> [To do]: Copy the lines that follow, keeping every character the same.

Data records
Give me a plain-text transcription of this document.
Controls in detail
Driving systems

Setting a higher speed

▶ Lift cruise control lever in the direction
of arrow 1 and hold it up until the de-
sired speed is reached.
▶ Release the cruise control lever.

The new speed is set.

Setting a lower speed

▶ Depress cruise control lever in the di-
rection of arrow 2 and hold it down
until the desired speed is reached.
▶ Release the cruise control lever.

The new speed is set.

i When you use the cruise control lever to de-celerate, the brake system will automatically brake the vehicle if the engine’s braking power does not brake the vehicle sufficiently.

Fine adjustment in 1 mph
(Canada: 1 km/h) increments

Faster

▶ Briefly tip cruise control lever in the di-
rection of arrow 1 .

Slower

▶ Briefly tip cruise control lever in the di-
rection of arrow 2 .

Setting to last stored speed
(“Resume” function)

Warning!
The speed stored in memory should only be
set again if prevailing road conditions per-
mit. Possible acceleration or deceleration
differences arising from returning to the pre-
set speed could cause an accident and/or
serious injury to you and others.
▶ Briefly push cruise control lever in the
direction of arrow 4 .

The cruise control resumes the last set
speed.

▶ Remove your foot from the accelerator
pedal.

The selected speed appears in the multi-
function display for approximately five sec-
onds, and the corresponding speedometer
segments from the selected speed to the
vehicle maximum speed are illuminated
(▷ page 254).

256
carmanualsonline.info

> [Answer below]:
Give me a plain-text transcription of this document.
Controls in detail
Driving systems

Setting a higher speed

▶ Lift cruise control lever in the direction
of arrow 1 and hold it up until the de-
sired speed is reached.
▶ Release the cruise control lever.

The new speed is set.

Setting a lower speed

▶ Depress cruise control lever in the di-
rection of arrow 2 and hold it down
until the desired speed is reached.
▶ Release the cruise control lever.

The new speed is set.

i When you use the cruise control lever to de-celerate, the brake system will automatically brake the vehicle if the engine’s braking power does not brake the vehicle sufficiently.

Fine adjustment in 1 mph
(Canada: 1 km/h) increments

Faster

▶ Briefly tip cruise control lever in the di-
rection of arrow 1 .

Slower

▶ Briefly tip cruise control lever in the di-
rection of arrow 2 .

Setting to last stored speed
(“Resume” function)

Warning!
The speed stored in memory should only be
set again if prevailing road conditions per-
mit. Possible acceleration or deceleration
differences arising from returning to the pre-
set speed could cause an accident and/or
serious injury to you and others.
▶ Briefly push cruise control lever in the
direction of arrow 4 .

The cruise control resumes the last set
speed.

▶ Remove your foot from the accelerator
pedal.

The selected speed appears in the multi-
function display for approximately five sec-
onds, and the corresponding speedometer
segments from the selected speed to the
vehicle maximum speed are illuminated
(▷ page 254).

256
carmanualsonline.info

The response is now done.